» Requirement: Filter the data for lines with the word "Count", then copy every line so identified.

» Materials provided:
----
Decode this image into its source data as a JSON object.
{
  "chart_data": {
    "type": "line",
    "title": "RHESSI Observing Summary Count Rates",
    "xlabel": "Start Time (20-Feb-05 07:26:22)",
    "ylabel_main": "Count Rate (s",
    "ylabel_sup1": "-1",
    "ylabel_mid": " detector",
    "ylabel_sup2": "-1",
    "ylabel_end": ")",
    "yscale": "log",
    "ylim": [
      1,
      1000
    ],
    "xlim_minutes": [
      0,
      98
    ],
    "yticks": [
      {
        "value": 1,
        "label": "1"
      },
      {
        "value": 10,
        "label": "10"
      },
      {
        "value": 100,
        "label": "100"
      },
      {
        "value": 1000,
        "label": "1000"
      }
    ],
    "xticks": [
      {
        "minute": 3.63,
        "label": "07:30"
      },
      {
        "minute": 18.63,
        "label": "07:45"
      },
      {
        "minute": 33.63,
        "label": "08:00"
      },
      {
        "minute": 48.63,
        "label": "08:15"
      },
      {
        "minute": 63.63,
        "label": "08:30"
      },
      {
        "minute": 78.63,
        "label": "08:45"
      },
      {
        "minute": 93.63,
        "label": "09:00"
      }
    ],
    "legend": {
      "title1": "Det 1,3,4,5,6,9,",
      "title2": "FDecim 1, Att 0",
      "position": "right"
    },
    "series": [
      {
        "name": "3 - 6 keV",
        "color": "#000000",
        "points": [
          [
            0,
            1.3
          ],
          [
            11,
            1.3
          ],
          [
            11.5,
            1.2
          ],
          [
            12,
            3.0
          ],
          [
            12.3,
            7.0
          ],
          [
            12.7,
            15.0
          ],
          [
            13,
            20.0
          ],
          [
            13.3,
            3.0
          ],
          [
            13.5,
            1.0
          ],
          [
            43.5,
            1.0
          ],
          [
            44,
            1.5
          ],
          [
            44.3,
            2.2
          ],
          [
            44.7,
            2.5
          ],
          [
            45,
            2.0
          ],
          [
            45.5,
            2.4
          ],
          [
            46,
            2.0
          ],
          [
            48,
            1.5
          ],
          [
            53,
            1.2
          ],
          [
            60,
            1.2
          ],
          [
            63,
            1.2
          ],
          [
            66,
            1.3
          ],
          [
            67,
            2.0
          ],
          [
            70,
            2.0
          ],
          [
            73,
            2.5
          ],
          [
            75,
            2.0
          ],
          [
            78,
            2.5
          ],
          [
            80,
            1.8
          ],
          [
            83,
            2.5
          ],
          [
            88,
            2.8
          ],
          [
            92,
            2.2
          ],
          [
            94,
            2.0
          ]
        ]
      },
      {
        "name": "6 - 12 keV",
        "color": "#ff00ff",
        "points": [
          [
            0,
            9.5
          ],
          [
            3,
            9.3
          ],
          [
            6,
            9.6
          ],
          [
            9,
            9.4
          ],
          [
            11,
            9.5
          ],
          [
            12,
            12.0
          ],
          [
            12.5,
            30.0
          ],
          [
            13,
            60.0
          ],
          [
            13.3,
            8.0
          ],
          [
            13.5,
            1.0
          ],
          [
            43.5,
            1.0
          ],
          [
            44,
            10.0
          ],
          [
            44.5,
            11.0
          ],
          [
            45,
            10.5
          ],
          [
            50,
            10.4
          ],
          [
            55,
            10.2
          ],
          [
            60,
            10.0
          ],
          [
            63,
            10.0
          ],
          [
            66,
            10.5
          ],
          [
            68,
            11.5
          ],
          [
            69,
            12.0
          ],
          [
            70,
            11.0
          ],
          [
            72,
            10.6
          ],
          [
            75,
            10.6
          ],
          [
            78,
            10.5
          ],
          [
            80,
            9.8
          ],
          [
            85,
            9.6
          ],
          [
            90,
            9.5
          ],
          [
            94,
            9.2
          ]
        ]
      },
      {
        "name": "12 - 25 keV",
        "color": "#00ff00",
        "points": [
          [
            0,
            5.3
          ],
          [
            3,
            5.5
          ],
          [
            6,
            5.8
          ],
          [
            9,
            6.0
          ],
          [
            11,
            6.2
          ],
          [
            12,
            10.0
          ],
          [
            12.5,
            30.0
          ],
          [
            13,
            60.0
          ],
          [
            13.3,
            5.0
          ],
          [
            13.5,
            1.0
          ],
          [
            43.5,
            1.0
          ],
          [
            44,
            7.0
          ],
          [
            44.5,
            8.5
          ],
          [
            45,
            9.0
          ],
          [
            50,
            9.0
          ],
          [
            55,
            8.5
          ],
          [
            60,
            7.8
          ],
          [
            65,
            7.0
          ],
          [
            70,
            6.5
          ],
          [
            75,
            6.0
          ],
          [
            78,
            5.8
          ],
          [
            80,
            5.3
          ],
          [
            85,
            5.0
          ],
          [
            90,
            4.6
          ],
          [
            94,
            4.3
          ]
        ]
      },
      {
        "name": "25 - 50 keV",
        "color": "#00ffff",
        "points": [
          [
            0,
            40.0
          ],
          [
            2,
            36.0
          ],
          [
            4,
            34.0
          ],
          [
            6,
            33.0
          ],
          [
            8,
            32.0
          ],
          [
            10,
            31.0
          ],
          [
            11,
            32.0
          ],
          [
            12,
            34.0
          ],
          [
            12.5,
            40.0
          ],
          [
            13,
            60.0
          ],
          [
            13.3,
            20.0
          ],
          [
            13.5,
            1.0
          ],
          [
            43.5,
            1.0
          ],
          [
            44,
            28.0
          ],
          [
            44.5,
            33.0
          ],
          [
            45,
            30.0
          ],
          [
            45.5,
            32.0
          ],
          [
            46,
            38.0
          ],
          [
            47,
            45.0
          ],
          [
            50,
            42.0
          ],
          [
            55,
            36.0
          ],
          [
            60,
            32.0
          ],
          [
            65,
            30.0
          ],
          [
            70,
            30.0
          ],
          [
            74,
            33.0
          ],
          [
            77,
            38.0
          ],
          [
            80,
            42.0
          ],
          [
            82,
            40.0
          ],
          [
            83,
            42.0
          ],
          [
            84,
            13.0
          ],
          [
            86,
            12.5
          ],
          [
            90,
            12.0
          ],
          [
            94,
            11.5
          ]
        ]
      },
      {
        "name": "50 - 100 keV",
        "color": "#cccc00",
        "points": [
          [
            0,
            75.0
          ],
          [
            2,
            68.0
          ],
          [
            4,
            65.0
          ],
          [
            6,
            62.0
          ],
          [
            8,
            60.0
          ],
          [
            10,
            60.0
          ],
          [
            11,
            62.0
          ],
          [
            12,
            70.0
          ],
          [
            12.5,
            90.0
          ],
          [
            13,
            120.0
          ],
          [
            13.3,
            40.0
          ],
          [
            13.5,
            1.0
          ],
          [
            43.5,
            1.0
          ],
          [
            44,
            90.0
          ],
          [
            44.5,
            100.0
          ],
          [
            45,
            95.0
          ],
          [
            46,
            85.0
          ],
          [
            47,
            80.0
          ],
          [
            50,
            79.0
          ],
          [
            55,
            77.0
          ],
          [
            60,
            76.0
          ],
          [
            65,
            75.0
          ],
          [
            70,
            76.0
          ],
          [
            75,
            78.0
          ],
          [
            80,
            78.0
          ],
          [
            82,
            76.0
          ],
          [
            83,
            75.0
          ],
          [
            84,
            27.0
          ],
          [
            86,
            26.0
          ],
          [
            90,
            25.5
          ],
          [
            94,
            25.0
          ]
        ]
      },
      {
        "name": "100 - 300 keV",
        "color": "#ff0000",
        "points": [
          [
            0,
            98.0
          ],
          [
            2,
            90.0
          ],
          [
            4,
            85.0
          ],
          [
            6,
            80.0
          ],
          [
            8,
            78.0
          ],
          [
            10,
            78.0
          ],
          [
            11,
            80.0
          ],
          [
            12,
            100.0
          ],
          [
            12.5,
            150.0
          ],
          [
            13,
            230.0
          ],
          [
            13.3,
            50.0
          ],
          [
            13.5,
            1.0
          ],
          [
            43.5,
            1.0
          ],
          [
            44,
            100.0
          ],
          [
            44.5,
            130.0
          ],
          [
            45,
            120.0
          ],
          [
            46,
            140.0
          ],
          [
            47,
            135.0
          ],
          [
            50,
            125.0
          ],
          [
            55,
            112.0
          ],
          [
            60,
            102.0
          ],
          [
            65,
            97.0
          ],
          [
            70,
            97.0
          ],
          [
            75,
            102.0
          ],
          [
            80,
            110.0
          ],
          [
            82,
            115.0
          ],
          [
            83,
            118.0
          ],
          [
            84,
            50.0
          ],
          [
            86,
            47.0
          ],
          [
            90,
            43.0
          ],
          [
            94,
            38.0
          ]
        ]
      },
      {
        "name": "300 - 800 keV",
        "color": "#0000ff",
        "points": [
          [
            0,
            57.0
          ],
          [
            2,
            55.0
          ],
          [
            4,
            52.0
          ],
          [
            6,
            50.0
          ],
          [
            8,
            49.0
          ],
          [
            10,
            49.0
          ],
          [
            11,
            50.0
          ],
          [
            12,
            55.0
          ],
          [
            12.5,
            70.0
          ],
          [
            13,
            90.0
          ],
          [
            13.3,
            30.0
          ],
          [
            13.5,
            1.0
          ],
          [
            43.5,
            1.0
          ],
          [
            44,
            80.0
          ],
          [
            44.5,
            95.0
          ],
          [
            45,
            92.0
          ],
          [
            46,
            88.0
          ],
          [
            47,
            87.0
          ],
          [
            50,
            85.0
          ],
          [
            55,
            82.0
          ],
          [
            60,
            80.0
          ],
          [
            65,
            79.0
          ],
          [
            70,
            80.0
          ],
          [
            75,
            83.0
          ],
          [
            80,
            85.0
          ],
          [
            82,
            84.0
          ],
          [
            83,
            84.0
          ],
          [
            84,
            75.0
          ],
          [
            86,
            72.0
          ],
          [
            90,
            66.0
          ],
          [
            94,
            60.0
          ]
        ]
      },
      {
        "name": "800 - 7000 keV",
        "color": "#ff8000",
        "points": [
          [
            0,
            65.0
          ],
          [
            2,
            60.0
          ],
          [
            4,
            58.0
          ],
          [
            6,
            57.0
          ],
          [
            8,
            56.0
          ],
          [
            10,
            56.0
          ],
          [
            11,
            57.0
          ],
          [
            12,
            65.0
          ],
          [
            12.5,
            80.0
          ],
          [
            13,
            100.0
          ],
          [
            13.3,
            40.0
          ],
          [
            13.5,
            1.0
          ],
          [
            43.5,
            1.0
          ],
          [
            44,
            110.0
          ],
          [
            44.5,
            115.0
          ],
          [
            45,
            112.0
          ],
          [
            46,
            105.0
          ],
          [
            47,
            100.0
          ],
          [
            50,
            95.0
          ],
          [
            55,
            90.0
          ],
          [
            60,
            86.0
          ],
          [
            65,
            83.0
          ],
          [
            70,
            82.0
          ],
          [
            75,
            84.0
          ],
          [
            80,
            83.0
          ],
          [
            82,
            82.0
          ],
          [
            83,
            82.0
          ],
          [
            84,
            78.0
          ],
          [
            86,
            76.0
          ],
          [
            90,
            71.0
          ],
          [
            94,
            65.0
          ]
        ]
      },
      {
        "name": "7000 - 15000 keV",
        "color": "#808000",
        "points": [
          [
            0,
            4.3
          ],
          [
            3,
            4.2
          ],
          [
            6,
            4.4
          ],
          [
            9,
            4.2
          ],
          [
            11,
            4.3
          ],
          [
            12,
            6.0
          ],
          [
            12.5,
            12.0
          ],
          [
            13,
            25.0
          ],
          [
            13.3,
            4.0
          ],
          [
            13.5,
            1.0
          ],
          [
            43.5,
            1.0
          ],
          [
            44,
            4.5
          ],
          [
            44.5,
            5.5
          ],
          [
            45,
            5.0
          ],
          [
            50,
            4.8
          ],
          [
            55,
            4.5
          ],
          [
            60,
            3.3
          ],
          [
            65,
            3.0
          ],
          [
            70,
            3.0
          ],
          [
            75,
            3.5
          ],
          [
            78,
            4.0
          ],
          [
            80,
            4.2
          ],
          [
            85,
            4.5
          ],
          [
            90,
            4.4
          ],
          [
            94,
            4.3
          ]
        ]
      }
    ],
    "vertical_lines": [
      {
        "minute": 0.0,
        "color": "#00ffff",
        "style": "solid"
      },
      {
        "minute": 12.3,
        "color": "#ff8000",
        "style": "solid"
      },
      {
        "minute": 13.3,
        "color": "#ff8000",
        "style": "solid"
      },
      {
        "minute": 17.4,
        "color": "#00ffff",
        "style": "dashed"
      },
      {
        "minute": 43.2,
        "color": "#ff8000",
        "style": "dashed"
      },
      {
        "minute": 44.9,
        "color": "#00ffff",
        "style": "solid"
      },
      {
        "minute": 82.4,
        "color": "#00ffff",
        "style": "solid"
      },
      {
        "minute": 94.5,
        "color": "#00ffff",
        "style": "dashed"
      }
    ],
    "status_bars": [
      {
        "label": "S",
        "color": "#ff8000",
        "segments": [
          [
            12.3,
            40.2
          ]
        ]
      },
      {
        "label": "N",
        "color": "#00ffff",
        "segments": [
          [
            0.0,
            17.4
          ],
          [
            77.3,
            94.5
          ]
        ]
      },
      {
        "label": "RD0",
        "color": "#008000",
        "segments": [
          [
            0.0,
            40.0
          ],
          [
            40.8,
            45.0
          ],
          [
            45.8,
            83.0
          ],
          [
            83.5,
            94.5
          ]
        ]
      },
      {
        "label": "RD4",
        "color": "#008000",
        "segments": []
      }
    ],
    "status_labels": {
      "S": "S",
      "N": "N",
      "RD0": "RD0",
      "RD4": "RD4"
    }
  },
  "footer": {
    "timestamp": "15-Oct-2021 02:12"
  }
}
----
» Result of the task:
    "title": "RHESSI Observing Summary Count Rates",
    "ylabel_main": "Count Rate (s",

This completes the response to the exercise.